----- RECORD EXTRACTS -----

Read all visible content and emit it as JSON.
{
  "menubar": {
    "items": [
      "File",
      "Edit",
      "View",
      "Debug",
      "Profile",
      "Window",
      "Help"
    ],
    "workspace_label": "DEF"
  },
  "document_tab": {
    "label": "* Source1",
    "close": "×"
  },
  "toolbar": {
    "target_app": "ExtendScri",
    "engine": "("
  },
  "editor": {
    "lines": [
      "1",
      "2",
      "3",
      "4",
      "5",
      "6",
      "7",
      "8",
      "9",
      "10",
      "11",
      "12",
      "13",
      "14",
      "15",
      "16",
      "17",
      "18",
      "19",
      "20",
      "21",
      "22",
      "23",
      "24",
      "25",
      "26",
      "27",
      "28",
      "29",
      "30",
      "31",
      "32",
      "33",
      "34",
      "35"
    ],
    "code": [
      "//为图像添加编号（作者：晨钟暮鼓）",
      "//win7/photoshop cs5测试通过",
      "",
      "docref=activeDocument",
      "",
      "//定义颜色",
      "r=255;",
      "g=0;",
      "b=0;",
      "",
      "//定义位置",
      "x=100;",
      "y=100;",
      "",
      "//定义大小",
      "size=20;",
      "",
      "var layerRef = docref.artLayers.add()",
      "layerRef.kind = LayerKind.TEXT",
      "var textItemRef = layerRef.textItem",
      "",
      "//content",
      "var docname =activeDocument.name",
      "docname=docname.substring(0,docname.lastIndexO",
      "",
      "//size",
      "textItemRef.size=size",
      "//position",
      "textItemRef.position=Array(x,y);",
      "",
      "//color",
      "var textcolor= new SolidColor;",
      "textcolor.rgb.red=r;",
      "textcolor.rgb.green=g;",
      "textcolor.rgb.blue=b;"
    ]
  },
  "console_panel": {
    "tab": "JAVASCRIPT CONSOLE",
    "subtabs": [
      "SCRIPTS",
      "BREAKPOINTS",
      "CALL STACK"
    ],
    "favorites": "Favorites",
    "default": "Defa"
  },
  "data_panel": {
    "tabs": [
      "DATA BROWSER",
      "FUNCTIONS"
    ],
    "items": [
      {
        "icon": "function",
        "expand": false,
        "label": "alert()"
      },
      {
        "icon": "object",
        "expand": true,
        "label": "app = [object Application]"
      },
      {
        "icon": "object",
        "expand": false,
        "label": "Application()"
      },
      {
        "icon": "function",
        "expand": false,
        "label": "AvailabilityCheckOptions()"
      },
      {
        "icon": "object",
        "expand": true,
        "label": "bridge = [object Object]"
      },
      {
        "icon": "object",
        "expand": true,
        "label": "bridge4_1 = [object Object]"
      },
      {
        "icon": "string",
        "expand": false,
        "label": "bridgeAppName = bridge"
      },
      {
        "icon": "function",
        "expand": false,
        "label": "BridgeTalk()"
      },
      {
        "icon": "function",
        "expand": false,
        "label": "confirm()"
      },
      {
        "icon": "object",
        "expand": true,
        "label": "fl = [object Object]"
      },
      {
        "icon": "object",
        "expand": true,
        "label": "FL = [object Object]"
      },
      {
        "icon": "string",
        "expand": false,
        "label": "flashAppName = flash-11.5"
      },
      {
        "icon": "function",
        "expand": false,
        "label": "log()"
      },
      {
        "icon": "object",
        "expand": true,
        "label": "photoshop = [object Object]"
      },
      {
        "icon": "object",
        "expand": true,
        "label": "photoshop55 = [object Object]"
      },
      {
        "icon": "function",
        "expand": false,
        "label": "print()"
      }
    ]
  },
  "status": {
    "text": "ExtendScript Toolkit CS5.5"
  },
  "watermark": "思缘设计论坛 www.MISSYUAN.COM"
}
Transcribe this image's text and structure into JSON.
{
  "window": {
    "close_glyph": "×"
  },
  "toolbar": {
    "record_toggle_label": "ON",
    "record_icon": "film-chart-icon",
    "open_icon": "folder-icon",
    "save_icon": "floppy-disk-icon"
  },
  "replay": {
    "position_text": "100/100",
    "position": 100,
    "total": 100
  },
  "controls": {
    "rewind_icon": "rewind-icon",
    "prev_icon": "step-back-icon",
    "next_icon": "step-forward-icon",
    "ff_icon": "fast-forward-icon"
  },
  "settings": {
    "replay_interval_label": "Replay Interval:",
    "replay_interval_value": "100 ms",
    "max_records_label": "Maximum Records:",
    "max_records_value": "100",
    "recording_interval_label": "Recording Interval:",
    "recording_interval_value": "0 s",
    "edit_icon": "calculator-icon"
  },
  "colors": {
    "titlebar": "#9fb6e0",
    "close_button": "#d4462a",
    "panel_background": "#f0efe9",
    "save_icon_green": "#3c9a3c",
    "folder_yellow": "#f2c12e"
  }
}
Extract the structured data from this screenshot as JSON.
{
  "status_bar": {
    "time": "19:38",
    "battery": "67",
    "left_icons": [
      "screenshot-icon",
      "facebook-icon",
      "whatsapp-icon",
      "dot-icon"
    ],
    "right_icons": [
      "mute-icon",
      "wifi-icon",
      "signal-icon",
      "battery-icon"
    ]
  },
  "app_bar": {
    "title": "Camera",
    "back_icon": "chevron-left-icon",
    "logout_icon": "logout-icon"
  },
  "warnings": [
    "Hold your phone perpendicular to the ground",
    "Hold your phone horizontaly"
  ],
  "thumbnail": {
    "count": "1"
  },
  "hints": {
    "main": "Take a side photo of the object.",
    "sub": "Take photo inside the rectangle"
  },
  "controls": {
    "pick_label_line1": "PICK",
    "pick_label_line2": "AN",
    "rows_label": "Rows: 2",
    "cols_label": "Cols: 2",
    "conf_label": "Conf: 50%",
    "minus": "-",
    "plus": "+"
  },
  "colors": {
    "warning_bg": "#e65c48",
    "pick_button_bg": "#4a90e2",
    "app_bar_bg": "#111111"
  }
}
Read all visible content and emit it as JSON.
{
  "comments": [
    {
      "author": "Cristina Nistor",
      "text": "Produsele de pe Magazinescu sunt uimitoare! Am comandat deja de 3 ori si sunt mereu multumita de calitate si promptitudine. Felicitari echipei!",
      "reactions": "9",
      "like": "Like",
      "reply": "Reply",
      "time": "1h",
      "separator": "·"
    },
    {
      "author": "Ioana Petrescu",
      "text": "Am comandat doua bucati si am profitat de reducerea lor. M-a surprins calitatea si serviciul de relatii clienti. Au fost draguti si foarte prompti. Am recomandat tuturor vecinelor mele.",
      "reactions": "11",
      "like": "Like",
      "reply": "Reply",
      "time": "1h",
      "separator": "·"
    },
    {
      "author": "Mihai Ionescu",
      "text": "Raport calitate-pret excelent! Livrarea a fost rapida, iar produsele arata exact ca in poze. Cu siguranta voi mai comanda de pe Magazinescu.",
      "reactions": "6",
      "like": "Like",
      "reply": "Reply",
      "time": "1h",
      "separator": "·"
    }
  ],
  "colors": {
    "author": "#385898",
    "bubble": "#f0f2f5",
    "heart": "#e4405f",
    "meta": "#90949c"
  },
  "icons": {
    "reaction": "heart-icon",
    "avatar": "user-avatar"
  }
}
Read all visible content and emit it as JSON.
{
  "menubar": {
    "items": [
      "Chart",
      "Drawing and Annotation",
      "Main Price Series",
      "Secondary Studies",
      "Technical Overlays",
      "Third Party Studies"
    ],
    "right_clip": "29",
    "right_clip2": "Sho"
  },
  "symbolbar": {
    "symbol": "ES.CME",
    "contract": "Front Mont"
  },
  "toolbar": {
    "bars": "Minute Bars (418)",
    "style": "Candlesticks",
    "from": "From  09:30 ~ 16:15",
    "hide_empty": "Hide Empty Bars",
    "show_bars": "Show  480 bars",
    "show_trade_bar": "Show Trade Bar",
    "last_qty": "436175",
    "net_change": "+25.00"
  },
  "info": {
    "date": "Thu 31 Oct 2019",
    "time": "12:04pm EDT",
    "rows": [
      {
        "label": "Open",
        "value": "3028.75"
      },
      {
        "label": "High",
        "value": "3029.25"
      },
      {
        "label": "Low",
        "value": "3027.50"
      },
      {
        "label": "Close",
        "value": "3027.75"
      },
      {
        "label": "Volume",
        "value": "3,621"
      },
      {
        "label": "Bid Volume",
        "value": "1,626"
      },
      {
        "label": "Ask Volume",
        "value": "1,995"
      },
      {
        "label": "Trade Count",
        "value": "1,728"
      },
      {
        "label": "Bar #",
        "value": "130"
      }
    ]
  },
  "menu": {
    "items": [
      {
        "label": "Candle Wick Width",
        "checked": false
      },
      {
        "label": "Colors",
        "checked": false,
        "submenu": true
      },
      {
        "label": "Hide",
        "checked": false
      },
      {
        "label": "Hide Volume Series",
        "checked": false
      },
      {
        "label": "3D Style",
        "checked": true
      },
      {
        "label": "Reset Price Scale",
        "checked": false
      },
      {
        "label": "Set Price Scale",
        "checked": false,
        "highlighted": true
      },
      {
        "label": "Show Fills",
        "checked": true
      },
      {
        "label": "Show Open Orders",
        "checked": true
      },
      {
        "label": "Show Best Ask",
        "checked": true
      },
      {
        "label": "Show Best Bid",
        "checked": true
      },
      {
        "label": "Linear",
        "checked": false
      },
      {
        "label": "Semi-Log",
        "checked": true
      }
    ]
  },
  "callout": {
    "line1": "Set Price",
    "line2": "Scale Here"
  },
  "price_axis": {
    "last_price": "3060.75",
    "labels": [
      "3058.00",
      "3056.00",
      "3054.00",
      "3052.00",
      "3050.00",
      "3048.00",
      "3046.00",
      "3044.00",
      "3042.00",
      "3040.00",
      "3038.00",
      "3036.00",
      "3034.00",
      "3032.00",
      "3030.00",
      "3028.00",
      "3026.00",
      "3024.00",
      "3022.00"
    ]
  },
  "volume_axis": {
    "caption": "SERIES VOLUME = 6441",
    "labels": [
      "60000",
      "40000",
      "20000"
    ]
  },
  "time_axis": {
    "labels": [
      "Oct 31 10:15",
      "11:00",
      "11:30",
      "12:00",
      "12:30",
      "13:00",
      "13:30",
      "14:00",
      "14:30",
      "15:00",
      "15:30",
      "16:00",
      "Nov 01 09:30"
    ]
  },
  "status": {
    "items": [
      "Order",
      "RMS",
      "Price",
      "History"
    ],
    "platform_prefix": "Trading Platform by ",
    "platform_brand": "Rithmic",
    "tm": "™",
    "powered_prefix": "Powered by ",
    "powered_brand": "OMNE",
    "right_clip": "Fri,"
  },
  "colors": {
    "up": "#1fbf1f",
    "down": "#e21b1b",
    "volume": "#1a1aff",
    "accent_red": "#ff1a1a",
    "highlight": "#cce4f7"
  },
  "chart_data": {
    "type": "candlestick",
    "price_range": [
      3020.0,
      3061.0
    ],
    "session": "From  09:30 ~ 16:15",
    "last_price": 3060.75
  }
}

-----

### DO THIS
Work out how many lines of the data above hold the word "textItemRef", and write only the count.

### TASK OUTPUT
3